Text segment ::
_ _ _ _

But it is the thoroughgoing portrayal of Jesus as the Wisdom of God and the one who is “greater than Solomon” that provides the defining characteristic and creates the signal contribution of Witherington’s commentary. Witherington points insistently to the “Wisdom” motif that he finds present throughout the Gospel of Matthew from beginning to end; the flight to Egypt, the reception of the Spirit at Jesus’ baptism, the temptation of Jesus, the Sermon on the Mount, the healing ministry of Jesus, other significant sayings or parables of Jesus, Jesus’ reception at Nazareth, the feeding of the five thousand, Jesus walking on the water, the triumphal entry, the apocalyptic discourse, and Jesus Immanuel who will be “with” his disciples. The overall impact of this lengthy recital is powerful. Witherington builds a strong and convincing case for the Wisdom christology of Matthew’s Gospel.

_ _ _ _

(Document layout detection data)
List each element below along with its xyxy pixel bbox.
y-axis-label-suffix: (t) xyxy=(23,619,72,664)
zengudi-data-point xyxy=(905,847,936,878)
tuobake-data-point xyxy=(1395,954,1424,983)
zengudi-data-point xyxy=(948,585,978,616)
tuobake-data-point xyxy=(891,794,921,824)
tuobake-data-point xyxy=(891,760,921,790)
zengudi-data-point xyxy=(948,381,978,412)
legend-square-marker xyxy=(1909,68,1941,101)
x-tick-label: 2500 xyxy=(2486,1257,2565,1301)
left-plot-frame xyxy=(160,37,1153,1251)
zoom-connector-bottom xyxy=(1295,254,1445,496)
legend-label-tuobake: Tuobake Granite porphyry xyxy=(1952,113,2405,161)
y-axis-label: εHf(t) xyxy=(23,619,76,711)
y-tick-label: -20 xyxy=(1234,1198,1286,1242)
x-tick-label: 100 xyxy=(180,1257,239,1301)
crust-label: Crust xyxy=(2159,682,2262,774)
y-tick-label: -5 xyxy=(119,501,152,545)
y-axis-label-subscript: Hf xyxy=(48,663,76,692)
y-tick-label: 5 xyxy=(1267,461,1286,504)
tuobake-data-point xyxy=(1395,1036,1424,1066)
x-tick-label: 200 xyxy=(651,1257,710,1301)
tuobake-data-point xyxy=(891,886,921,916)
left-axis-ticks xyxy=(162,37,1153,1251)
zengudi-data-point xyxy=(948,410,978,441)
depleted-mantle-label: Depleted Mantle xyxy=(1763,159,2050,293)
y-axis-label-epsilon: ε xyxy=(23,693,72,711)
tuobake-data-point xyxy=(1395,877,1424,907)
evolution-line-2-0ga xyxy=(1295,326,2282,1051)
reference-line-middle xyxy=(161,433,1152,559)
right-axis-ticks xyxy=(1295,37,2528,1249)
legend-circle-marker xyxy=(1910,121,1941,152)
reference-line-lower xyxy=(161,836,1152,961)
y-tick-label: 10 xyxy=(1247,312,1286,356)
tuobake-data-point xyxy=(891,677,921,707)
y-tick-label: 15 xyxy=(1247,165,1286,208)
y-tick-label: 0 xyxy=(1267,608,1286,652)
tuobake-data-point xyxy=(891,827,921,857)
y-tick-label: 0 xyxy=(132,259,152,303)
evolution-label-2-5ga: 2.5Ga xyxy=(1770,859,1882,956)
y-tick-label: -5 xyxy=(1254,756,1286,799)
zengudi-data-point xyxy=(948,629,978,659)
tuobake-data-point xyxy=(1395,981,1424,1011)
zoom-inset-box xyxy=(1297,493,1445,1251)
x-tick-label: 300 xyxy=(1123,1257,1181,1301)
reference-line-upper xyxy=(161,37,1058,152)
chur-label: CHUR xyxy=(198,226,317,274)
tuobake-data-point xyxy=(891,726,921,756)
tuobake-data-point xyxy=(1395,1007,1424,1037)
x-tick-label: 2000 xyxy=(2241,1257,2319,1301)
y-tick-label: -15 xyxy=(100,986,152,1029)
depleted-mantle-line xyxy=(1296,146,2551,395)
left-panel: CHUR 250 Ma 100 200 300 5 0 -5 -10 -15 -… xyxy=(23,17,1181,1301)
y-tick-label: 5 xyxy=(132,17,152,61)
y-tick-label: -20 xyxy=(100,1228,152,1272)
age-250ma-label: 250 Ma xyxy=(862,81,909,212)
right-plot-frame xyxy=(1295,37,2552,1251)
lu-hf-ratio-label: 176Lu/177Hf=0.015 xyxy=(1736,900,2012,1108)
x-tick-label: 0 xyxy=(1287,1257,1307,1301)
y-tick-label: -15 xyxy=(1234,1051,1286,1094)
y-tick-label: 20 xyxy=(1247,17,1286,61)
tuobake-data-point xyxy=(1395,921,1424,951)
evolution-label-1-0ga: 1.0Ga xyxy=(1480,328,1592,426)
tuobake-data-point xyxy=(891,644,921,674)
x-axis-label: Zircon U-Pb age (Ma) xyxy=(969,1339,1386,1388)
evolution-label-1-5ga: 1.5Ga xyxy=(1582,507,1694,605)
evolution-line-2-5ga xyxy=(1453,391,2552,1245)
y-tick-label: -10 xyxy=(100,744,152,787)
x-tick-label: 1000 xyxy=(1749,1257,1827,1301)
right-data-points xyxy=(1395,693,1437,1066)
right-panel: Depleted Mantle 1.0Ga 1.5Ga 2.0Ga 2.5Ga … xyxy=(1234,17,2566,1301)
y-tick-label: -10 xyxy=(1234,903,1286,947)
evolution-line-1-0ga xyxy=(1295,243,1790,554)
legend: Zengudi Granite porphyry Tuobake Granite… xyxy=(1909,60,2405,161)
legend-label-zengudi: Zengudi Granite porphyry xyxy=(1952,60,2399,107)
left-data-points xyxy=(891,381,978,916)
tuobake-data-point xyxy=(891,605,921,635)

_ _ _ _

Task to carry out ::
Continue the passage about Witherington's commentary on Matthew from the point where it stops. The lines were drawn from a separate source.

Exercise response ::
But for all the evident strengths of Witherington’s commentary, there are likewise significant shortcomings. The most systemic of these is Witherington’s almost total disregard—except for helpful discussions of irony here and there—for the narrative character and integrity of Matthew’s Gospel. Instead of interpreting Matthew’s pericopes within the context of a free-standing and coherent Matthean narrative, Witherington focuses largely on establishing historical facts based either on external evidence or on the composite witness of the four Gospels. Evidence here lies in Witherington’s treatment of the star of Bethlehem, the flight to Egypt, the ethnicity of the centurion’s servant, the name of Matthew the tax collector, the miracles of Jesus, the location of John the Baptist’s imprisonment, the acclamations of the Jerusalem crowds, the “man” who hosts the Passover meal, the details of the Passover meal, and weather conditions at Jesus’ crucifixion. Witherington in fact concludes that “the reason the First Evangelist is able to give his Gospel such a sapiential and parenetic slant is because he assumes the audience has the basic historical material and outline from Mark” (p. 540).
Witherington occasionally offers unconvincing or even at times astonishing exegetical conclusions. In his discussion of the wedding banquet, for example, Witherington concludes that the “later servants beckoning the Jewish people are John and Jesus” (p. 408), overlooking the crucial fact that this parable concerns precisely the wedding banquet (i.e., the inbreaking of the dominion) for the king’s son (i.e., Jesus himself, the Son of God). Elsewhere, Witherington appears to engage in “special pleading” in an attempt to ameliorate the difficulty of Jesus’ words (thus p. 363 on divorce, p. 407 on the “vengeful” actions of the king, p. 422 on Jesus’ diatribe against the Pharisees, p. 430 on the implicit call to tithing, and p. 495 on the “sword” saying).